• DIRECTIONS
Search the data below for the word "JSON" and copy each line that holds it.

• RECORDS TO USE

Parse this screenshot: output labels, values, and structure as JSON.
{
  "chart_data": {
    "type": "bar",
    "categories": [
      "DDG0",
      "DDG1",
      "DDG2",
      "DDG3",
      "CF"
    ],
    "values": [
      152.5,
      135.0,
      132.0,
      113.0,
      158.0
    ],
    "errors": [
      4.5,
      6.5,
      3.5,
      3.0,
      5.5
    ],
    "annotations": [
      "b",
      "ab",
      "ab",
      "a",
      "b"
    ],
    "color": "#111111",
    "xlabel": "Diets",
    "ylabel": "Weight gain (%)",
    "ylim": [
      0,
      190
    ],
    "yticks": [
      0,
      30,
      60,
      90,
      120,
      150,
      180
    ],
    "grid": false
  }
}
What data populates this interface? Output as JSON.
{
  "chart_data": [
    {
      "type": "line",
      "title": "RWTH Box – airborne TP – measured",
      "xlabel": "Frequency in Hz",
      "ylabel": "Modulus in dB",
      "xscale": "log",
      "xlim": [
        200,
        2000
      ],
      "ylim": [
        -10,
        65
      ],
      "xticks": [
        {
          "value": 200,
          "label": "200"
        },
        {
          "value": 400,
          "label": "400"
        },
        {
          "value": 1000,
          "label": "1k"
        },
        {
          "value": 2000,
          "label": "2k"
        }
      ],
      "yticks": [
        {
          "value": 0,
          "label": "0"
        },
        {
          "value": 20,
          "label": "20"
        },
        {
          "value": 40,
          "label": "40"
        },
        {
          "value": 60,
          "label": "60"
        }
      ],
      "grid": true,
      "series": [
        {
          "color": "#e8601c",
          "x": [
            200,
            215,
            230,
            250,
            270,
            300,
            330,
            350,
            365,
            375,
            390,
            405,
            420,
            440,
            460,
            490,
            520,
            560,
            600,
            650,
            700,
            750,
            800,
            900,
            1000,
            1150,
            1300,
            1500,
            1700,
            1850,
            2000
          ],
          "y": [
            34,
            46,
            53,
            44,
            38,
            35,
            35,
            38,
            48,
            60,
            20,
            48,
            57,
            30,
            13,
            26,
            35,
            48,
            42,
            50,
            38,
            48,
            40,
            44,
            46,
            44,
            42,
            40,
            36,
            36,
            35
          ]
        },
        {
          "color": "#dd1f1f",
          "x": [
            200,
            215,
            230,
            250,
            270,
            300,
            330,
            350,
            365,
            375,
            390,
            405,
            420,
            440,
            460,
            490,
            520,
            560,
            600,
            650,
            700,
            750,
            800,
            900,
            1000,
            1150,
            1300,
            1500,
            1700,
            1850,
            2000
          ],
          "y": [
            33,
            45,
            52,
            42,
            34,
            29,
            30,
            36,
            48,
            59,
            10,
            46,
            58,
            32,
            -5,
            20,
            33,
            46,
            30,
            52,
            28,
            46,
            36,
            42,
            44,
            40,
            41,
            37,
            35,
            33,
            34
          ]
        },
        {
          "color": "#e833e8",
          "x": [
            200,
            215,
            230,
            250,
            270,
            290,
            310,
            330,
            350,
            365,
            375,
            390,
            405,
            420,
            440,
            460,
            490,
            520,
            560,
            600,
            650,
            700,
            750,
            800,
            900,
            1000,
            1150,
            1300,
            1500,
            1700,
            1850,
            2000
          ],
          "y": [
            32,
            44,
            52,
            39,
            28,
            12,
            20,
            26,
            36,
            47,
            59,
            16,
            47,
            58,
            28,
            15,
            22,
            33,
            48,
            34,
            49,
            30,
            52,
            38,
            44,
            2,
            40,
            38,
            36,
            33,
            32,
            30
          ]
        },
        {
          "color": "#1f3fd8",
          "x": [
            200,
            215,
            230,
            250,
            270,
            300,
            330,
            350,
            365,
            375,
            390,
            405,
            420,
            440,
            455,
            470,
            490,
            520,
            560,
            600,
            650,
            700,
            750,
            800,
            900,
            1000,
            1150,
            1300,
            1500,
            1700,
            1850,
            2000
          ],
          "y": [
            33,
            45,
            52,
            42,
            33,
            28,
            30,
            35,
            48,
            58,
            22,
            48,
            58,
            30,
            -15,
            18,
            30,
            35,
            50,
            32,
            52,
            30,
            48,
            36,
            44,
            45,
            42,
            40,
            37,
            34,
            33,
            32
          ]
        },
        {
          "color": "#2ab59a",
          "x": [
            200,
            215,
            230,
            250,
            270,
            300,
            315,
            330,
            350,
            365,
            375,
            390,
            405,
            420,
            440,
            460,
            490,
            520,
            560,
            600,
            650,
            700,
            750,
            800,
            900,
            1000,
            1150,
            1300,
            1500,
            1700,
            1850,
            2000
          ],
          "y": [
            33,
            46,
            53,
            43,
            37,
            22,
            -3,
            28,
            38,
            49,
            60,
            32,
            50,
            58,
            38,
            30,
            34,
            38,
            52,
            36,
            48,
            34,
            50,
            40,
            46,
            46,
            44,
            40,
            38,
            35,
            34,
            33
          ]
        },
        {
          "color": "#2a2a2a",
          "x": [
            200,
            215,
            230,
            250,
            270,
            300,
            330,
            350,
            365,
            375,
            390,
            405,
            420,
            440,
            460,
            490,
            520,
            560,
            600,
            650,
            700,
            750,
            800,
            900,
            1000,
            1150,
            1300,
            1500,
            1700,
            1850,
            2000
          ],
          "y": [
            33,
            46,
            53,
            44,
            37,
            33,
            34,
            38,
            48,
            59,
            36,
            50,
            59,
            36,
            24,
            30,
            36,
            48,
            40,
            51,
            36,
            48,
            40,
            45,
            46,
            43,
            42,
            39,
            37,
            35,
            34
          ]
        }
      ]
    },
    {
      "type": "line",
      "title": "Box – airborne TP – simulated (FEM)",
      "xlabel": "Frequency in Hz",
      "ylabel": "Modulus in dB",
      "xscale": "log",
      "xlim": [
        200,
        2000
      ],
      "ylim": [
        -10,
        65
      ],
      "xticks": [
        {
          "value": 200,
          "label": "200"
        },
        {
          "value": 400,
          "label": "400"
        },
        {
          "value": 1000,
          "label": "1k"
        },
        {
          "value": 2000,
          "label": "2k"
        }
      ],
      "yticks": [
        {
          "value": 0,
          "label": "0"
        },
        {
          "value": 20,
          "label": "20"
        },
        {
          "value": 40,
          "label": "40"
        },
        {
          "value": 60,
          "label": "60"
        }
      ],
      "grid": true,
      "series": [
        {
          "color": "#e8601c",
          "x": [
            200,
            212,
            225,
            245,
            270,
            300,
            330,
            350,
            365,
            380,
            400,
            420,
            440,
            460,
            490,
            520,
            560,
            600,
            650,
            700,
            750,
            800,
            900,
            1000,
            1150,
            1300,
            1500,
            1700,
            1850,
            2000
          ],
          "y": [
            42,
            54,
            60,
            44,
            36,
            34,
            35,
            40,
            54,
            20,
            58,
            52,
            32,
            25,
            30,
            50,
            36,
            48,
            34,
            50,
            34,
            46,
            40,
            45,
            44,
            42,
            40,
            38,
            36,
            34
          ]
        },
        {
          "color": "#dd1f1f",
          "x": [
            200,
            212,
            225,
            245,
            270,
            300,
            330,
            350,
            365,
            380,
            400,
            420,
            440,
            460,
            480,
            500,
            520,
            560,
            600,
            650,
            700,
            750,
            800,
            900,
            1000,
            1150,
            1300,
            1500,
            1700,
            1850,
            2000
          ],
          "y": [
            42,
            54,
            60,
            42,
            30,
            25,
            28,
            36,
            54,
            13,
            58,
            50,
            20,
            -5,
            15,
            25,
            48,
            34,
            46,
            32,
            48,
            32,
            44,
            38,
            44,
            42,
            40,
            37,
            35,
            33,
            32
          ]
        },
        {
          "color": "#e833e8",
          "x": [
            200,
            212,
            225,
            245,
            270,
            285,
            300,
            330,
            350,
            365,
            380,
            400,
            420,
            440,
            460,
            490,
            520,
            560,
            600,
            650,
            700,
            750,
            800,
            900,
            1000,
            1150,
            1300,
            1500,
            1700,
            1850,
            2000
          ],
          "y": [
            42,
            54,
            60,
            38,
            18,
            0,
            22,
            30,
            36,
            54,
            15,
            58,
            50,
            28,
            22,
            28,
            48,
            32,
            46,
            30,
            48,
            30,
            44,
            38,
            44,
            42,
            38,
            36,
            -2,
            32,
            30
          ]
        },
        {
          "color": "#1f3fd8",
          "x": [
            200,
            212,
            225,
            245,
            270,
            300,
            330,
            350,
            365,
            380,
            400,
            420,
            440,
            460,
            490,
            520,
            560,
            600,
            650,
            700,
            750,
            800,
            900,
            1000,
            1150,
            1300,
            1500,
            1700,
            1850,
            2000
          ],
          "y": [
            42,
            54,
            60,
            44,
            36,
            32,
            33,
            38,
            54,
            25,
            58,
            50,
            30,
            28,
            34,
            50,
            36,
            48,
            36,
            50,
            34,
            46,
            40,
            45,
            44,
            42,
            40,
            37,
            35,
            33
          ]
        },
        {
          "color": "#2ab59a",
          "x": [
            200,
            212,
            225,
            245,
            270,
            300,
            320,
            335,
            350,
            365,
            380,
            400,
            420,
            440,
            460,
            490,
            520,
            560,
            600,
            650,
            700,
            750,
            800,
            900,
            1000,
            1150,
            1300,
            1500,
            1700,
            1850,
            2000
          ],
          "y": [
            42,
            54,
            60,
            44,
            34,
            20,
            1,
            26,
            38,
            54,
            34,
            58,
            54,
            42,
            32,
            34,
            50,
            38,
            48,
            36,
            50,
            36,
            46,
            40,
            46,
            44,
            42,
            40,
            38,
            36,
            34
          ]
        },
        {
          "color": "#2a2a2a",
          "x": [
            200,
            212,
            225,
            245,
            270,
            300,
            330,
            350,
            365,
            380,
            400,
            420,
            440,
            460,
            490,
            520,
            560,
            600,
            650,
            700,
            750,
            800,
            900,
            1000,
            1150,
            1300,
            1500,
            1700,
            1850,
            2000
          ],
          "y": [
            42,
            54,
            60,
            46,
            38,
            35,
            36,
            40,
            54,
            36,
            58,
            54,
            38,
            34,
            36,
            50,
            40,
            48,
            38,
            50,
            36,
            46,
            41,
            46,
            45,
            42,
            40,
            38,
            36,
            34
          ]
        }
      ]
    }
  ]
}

• RESULT OF THE TASK
Parse this screenshot: output labels, values, and structure as JSON.
What data populates this interface? Output as JSON.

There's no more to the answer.